Brief 1:
In the passage on news coverage of Africa, which government does Western media rarely criticize because it has good relations with Washington?
Brief 2:
Resume the passage on news coverage of Africa, starting right after its final sentence.

Page:
When it comes to local media and news sources, the dilemma is different. Elite and well positioned news sources depicts the political life of the country, meaning that their news are mostly geared toward accounts of big political activities, such as Presidential travels and visits, opposition complaints, foreign investment, dignitaries visits, Diaspora news and international events in which the government participate. In short, those news sources attempts to present information from the perception of Africa to the rest of the world.
3. Acknowledge the Biases
In the U.S, it is often assumed that CNN is Pro-democrats, and Fox News is a Republican arm, regardless if true or not, that perception is very present in Africa as well; not in form of Republican or democrats of course, but they still play a short role.
From the day of colonization, Western Nations had strategic interests in Africa, and Political propaganda has insured that many Westerners view some African countries internal policies as beneficial or threatening to their way of life.
If your African news information is from a Western source, always consider the position of your country with the African country you are researching. Popular opinion is critical and very few Western media will say nice things about the Zimbabwe government for example. Western media will offer news based on the national interest of their home country. You will rarely read negative report about the Egyptian Government that has good relations with Washington, although it is not a beacon of Democracy, yet Zimbabwe, which has been a torn in their side, is demonized. This is not an attempt to justify the evil of some people, but it is worth considering that Western media will report information according to the way they wish a certain country to be viewed.

Material:

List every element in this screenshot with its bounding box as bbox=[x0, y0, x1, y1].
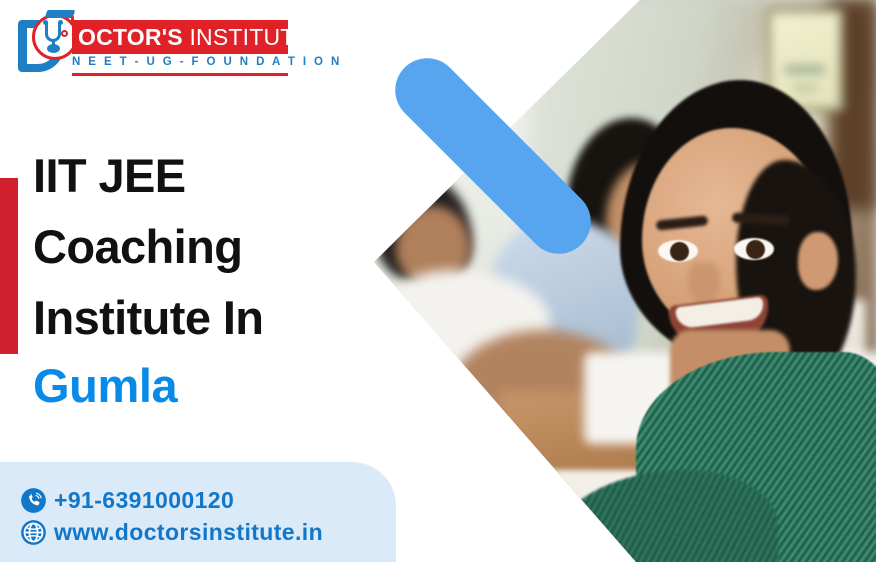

==

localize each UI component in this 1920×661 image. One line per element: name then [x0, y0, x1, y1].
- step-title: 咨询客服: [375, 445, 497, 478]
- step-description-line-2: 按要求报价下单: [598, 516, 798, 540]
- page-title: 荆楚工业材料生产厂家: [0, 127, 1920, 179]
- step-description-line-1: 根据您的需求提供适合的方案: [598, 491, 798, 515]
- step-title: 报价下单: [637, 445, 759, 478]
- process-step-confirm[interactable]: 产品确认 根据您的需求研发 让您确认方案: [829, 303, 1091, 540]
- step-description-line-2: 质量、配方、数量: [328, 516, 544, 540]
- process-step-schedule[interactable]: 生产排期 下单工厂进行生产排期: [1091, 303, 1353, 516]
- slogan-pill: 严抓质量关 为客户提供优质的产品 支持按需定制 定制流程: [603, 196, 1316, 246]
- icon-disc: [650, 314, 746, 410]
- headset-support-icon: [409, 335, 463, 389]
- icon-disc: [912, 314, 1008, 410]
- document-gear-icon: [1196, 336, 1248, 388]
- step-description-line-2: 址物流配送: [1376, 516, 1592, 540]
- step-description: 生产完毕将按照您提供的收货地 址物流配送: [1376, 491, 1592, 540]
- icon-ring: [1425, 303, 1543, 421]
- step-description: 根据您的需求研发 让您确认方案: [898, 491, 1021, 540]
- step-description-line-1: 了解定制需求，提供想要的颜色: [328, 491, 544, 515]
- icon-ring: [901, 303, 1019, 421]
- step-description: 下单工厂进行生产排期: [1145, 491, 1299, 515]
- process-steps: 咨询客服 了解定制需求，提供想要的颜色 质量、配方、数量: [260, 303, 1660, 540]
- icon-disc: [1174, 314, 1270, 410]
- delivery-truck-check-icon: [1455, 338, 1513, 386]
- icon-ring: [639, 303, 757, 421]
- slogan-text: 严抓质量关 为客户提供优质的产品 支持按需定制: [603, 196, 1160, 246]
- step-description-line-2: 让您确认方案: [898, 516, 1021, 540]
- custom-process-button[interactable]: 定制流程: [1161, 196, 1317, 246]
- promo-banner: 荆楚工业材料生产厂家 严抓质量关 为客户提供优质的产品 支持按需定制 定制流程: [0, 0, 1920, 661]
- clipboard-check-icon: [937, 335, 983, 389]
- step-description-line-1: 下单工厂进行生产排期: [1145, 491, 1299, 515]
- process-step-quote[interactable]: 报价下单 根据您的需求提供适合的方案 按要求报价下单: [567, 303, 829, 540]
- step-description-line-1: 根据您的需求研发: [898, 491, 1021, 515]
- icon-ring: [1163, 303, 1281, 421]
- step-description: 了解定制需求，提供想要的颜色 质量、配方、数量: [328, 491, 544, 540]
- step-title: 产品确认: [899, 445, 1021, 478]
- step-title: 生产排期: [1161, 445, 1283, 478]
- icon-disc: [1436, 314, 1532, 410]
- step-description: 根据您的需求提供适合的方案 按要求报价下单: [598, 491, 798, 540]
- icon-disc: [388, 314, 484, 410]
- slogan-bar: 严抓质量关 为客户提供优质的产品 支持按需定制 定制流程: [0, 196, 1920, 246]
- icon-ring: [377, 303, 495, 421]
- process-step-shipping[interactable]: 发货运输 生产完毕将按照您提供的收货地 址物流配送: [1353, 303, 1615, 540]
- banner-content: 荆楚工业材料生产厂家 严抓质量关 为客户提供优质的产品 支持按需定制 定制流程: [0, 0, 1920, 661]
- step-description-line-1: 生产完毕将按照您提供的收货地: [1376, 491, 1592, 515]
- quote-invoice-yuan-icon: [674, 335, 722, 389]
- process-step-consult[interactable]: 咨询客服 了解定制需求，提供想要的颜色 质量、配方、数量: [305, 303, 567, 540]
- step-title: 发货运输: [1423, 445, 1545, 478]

==

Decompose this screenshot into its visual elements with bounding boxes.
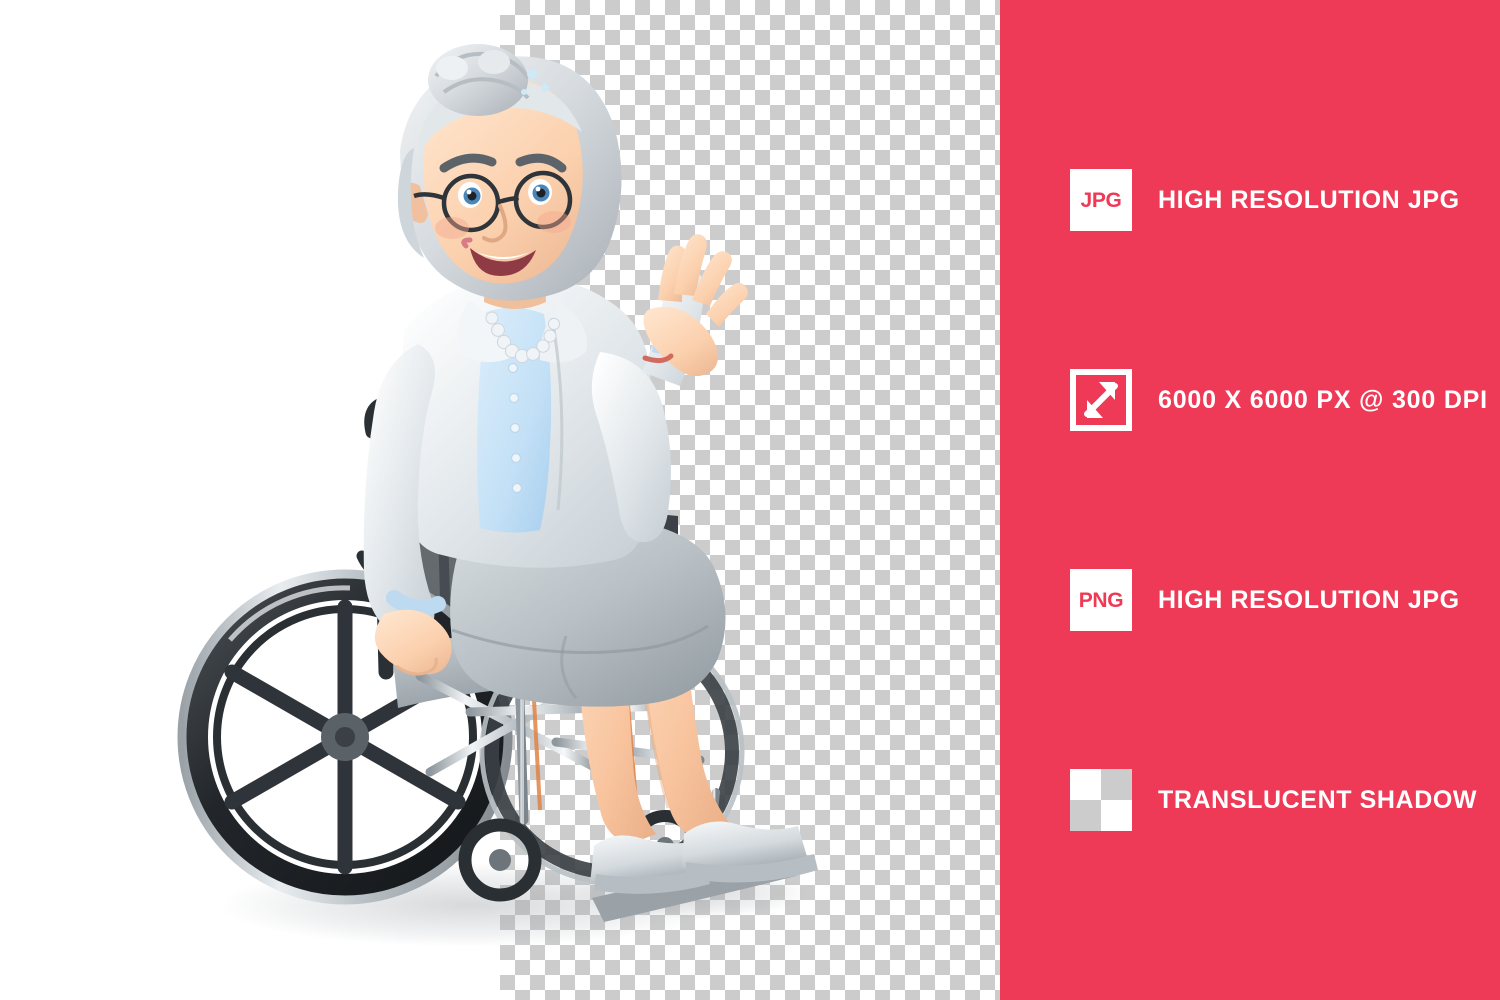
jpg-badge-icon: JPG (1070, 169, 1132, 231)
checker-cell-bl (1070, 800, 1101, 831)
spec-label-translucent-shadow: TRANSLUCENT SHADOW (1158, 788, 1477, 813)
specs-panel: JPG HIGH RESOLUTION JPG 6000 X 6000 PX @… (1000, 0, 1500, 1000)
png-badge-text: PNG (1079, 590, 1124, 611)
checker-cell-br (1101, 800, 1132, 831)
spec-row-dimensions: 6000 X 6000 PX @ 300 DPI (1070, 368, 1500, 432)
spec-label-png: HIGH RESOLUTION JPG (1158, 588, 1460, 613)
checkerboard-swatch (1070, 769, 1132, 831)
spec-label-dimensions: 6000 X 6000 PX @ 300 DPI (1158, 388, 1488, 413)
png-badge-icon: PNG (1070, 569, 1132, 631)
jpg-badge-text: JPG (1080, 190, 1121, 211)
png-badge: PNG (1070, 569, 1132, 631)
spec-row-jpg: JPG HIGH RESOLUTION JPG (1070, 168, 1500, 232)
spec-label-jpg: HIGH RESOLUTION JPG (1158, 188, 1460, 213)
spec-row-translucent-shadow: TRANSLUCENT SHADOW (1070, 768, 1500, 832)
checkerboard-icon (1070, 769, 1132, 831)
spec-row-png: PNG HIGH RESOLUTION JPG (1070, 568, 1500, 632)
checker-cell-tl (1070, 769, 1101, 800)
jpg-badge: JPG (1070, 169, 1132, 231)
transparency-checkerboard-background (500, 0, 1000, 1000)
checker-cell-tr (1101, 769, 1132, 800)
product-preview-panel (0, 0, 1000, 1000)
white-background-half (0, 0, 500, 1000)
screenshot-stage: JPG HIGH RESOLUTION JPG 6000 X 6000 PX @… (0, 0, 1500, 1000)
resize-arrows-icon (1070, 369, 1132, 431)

Right answer 1:
The Egyptian government.

Right answer 2:
If you wish to avoid the biases of Western news outlet, you are better off searching for African news by African news outlets. There again, there is an often bias between Pro and anti government. Some news sources are government sponsored, while other are dedicated to discredit the government regardless of good deeds or not. In Africa the contrast is usually very strong, as you can read full articles of “official” news feed that praises the government unashamedly, while others are almost littered with insults. Very rarely will you find news source that are impartial, and it is usually very evident to distinguish the sources political leanings.
4. Identify the agendas
If for some reasons you are unable to filter official and supposedly professional news sources, do make use of independent news sources such as NGO’s and Think Tank. Because they are usually unaffiliated with any government, and their work is mainly based on empirical data and research, NGO and Think Tank do paint an educated and comprehensive picture of what is going on in Africa. Most of their works are expanded toward a wide range of subjects that reflects a non-partial view of government activities, social realities and international implications.
If you obtain your news via NGOs or Think Tanks, you are most likely to have access to strong data, depending on the Think Tank, and hard core evidence of what is going on in the country you research.
The only problem presented by NGOs and Think Tanks is that they do have an agenda. The nature of their strong work is usually motivated by the mission to influence or advice a government to act toward an issue they view as important. Because of that agenda, those organizations often accentuate an issue to the point where it overshadows others, making it look like an exaggeration.
5. Check the blogs
Africa sends millions of its bright Sons and Daughters abroad to study in higher education, and loses other millions professionals in search of a better living. While the damages of this brain drain are considerable, the attachment all those Africans retain for their homeland represents a glimpse of hope.
Since they cannot directly be involve in official affairs in their home countries because of the distance or political threats, many member of the African Diaspora voice their opinions in blogs or personal websites.
The advantage of reading those opinionated blogs is that it offers a personal touch and reaction to all the other news you may have read.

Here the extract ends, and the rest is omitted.